• SECTION DU DOCUMENT:
En sursis


En propulsant un jeune à la primature, Béji Caid Essebsi n’a pas surpris, mais il a pris un grand risque qui peut être un catalyseur de surenchères stériles, de querelles intestines et de calculs partisans improductifs.
Avant même le déclenchement du processus de mise à l’écart d’Habib Essid, les dés étaient jetés et le scénario de la nomination de Youssef Chahed était devenu un secret de polichinelle et les informations fuitées depuis des mois ont permis de découvrir le pot aux roses.
Malgré ces péripéties peu catholiques, le choix, pour la première fois en Tunisie, d’un jeune de 41 ans à la primature constitue un événement, il a le mérite de marquer une rupture dans le processus de désignation de candidats à cet important poste de responsabilité. Malgré toutes les critiques suscitées, qui sont allées jusqu’à taxer, à tort ou à raison, Béji Caid Essebsi de népotisme, la porte a été enfin entrouverte, à un jeune et la peur qui a toujours servi d’alibi pour exclure cette catégorie du jeu politique sous prétexte d’inexpérience, parait non fondée.
En réalité, Beji Caid Essebsi court un risque calculé. Il n’est pas resté insensible à ce qui se passe dans de vieilles démocraties où la classe politique a connu ces dernières années un rajeunissement qui a été porteur de nouveaux messages, de promesses et d’espoirs notamment pour les jeunes désabusés et qui ont perdu confiance en une classe politique vieillissante et imperméable au changement.

Listes des régions d'éléments:
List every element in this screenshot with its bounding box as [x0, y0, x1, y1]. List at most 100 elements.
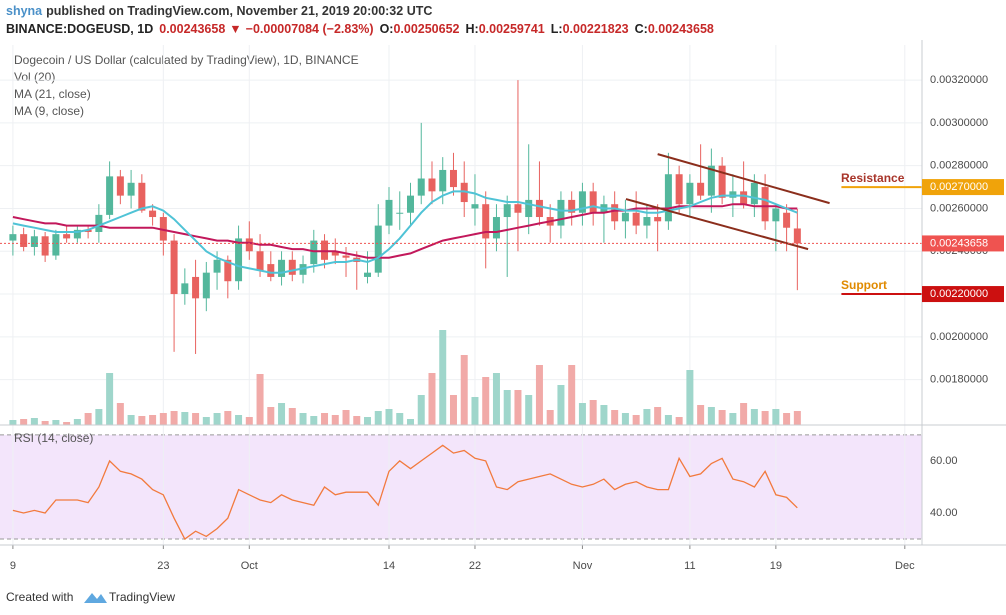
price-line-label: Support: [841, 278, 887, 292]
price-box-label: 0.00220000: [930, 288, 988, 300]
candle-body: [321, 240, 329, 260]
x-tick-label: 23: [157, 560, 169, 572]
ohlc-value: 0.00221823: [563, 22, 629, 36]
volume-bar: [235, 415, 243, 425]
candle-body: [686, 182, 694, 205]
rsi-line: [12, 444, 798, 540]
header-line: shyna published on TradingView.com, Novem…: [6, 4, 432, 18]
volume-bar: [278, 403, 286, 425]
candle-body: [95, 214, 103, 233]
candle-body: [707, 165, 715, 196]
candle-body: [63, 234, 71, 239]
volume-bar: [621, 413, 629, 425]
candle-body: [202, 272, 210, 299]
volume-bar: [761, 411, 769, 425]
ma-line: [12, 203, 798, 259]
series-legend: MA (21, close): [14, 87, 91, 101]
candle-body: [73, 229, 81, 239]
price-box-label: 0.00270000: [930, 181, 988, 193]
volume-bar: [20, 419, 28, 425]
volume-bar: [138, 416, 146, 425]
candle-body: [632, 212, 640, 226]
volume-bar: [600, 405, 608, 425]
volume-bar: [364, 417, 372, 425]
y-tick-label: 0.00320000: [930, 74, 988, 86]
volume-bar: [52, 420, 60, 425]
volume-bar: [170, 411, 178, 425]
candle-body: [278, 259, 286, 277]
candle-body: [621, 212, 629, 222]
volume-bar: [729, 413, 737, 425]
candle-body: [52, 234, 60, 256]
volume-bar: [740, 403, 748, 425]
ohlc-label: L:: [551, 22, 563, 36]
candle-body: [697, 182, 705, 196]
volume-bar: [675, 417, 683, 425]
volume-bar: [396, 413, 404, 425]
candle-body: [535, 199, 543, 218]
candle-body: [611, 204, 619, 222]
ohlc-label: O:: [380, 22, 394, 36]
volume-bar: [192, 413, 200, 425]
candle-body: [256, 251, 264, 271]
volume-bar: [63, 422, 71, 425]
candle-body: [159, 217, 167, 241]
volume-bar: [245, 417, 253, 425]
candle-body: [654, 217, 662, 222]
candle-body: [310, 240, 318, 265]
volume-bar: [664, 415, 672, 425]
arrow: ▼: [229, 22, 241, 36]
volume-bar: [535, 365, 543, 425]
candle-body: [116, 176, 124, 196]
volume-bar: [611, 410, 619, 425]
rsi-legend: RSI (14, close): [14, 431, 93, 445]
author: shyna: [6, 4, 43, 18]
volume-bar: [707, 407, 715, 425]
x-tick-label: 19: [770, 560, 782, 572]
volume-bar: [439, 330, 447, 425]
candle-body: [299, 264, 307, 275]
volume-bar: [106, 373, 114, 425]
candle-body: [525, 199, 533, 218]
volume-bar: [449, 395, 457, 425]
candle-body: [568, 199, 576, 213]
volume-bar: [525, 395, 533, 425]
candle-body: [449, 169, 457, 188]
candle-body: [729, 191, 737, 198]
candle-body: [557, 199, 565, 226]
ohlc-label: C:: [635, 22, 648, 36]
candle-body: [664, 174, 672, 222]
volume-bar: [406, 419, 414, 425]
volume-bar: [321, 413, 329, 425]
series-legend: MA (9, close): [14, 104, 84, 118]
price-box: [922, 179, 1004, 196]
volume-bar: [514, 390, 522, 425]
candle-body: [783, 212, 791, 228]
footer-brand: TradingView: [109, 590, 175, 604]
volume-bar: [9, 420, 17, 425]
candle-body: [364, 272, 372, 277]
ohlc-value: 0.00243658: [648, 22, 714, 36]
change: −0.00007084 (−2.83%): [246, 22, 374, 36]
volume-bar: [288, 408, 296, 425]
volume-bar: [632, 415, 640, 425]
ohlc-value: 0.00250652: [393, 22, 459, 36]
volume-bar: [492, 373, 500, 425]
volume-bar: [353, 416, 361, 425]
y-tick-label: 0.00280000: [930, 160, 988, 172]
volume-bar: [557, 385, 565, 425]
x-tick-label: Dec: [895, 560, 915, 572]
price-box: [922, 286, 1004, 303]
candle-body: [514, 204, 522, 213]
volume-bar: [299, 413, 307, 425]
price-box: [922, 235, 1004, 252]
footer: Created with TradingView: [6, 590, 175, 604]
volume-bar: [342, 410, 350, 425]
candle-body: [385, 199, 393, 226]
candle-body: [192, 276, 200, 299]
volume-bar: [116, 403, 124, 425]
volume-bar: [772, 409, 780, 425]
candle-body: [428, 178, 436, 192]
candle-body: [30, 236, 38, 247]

• CONSIGNE:
Quel âge a le jeune choisi pour la primature, selon l'article ? Répondez en une phrase, s'il vous plaît. Ces données forment un matériau distinct de l'article.

• RÉSULTAT:
Il a 41 ans.